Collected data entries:

══════════

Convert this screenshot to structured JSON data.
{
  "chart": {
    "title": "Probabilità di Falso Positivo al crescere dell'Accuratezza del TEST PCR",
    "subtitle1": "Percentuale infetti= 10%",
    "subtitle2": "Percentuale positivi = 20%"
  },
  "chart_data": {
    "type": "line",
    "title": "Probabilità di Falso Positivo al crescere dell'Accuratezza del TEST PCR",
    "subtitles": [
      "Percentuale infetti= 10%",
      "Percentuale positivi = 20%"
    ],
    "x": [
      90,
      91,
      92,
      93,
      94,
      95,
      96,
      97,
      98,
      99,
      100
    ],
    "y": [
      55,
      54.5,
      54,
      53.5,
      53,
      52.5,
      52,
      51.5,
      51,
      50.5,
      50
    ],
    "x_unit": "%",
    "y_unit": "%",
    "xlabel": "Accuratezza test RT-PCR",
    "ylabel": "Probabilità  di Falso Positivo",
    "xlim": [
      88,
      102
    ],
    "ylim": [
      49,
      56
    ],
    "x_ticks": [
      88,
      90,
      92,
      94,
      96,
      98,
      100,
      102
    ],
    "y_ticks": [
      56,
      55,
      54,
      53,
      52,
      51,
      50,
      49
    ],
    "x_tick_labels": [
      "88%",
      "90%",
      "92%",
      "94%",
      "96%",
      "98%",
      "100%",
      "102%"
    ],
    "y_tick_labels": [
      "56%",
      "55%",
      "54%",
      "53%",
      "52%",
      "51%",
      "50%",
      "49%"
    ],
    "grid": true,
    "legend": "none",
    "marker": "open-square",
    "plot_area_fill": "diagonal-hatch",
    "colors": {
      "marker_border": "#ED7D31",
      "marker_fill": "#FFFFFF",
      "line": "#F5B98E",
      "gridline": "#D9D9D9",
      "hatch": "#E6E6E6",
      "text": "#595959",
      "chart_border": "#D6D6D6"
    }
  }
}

══════════

Problem to solve » Pull every line containing "positivi" from the data.

Correct answer »
    "subtitle2": "Percentuale positivi = 20%"
      "Percentuale positivi = 20%"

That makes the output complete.